━━ RECORDS FOR PROCESSING

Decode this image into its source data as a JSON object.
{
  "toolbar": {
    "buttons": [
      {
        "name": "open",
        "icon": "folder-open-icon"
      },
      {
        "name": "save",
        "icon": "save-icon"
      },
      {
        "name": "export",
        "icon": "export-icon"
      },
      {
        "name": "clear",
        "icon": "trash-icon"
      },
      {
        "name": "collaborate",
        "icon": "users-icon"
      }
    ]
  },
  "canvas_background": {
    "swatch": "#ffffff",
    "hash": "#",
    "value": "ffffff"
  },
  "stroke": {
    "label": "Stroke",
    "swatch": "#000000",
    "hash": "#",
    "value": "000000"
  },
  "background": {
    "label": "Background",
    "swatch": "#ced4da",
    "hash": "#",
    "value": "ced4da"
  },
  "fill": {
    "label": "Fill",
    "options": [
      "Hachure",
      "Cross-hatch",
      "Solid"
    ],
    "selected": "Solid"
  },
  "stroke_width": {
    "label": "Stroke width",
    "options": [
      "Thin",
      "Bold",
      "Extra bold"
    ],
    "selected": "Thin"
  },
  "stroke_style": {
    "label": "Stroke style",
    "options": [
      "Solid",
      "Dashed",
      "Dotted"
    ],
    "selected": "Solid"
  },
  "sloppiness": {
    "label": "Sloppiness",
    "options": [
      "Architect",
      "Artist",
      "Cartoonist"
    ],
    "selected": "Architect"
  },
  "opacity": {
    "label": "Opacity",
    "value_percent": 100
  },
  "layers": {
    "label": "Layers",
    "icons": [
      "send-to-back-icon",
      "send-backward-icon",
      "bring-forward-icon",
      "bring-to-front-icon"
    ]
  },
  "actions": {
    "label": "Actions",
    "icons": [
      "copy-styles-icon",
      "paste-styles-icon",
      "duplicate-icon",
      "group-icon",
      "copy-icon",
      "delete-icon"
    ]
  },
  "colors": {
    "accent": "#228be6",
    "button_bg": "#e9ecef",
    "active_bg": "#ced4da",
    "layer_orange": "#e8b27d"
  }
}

━━━━
━━ RECORDS FOR PROCESSING

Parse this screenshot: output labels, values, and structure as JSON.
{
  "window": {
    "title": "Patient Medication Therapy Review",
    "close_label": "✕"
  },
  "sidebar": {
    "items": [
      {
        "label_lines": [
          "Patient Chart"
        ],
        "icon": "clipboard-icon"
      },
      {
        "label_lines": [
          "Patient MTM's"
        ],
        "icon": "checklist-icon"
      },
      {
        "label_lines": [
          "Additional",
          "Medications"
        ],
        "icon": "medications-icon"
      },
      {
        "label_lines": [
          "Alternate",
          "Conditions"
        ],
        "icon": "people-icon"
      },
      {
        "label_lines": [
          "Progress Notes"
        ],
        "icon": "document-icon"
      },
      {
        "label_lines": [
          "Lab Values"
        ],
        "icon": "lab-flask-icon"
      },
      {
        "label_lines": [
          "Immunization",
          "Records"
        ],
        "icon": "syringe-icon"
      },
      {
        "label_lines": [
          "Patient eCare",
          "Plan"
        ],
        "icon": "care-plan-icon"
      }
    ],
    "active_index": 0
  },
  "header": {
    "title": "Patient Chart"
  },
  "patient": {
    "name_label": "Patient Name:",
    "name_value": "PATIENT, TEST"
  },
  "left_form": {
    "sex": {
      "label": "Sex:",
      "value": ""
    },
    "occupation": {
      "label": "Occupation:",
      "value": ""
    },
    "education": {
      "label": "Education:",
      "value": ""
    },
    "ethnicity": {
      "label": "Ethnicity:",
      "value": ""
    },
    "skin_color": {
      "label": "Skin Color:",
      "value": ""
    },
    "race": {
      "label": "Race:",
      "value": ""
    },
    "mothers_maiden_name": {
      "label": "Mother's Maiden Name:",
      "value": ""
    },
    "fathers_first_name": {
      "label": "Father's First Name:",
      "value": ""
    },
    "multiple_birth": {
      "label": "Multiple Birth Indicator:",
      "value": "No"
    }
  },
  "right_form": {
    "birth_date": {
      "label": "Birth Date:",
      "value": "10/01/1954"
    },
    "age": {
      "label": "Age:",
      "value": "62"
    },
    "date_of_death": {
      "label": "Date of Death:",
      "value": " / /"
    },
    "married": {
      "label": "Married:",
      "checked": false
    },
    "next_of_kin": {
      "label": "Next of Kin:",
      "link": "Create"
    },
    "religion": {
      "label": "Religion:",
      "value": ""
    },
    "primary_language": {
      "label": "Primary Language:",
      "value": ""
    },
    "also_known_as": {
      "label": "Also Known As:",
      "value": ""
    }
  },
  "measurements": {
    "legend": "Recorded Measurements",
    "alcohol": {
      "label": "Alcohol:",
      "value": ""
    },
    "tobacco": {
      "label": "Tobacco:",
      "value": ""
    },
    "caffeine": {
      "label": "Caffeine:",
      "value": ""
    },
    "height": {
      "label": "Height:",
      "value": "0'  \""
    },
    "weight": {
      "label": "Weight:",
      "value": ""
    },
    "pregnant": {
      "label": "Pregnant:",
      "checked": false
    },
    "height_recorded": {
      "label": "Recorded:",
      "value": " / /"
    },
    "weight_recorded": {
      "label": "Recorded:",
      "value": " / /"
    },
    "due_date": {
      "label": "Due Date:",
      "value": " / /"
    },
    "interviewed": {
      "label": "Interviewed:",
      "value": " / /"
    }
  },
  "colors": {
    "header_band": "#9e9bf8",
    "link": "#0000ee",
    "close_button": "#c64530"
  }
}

━━━━
━━ RECORDS FOR PROCESSING

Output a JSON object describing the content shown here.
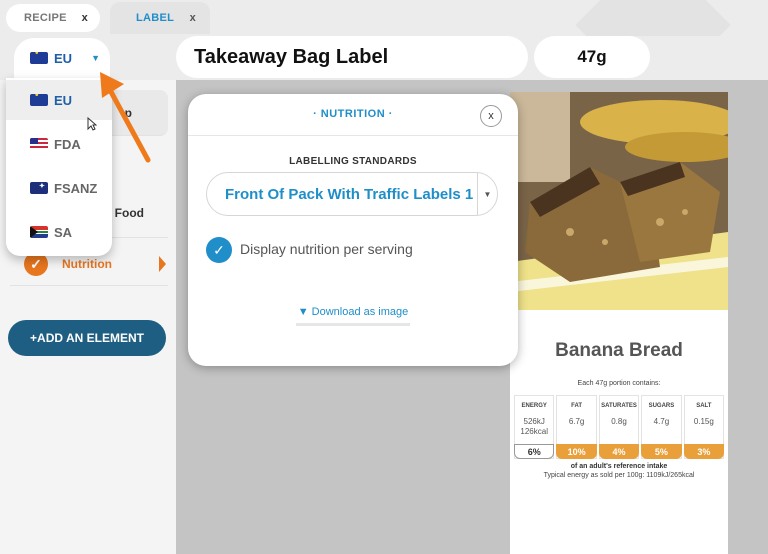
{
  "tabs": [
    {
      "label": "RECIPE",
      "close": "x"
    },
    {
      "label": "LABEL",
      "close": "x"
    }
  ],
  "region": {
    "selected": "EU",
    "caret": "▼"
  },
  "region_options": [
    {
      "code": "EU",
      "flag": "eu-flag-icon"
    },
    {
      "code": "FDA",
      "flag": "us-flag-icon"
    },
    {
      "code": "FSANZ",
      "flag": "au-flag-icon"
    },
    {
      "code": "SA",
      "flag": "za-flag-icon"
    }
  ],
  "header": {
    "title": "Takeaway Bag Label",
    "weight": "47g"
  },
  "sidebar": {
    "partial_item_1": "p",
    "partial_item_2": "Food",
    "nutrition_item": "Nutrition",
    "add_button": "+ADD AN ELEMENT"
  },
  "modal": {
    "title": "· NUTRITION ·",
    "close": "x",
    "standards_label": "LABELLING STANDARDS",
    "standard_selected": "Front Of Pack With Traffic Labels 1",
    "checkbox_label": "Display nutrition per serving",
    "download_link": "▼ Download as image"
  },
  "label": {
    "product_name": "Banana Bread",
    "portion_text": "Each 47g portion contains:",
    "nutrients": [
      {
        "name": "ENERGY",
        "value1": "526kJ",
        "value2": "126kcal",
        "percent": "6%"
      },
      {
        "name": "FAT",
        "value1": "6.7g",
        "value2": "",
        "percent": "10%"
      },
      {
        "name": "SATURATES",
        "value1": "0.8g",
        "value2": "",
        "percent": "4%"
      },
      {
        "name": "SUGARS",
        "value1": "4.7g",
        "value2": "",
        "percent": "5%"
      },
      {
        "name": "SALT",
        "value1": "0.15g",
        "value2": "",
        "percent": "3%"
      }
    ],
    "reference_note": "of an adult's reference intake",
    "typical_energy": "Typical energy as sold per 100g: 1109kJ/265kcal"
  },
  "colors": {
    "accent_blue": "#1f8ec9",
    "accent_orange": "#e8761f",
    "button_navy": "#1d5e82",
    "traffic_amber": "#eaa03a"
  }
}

━━━━

# REQUIRED TASK
State the number of lines in the records that include "swatch", and write nothing else.

# SOLUTION BELOW
3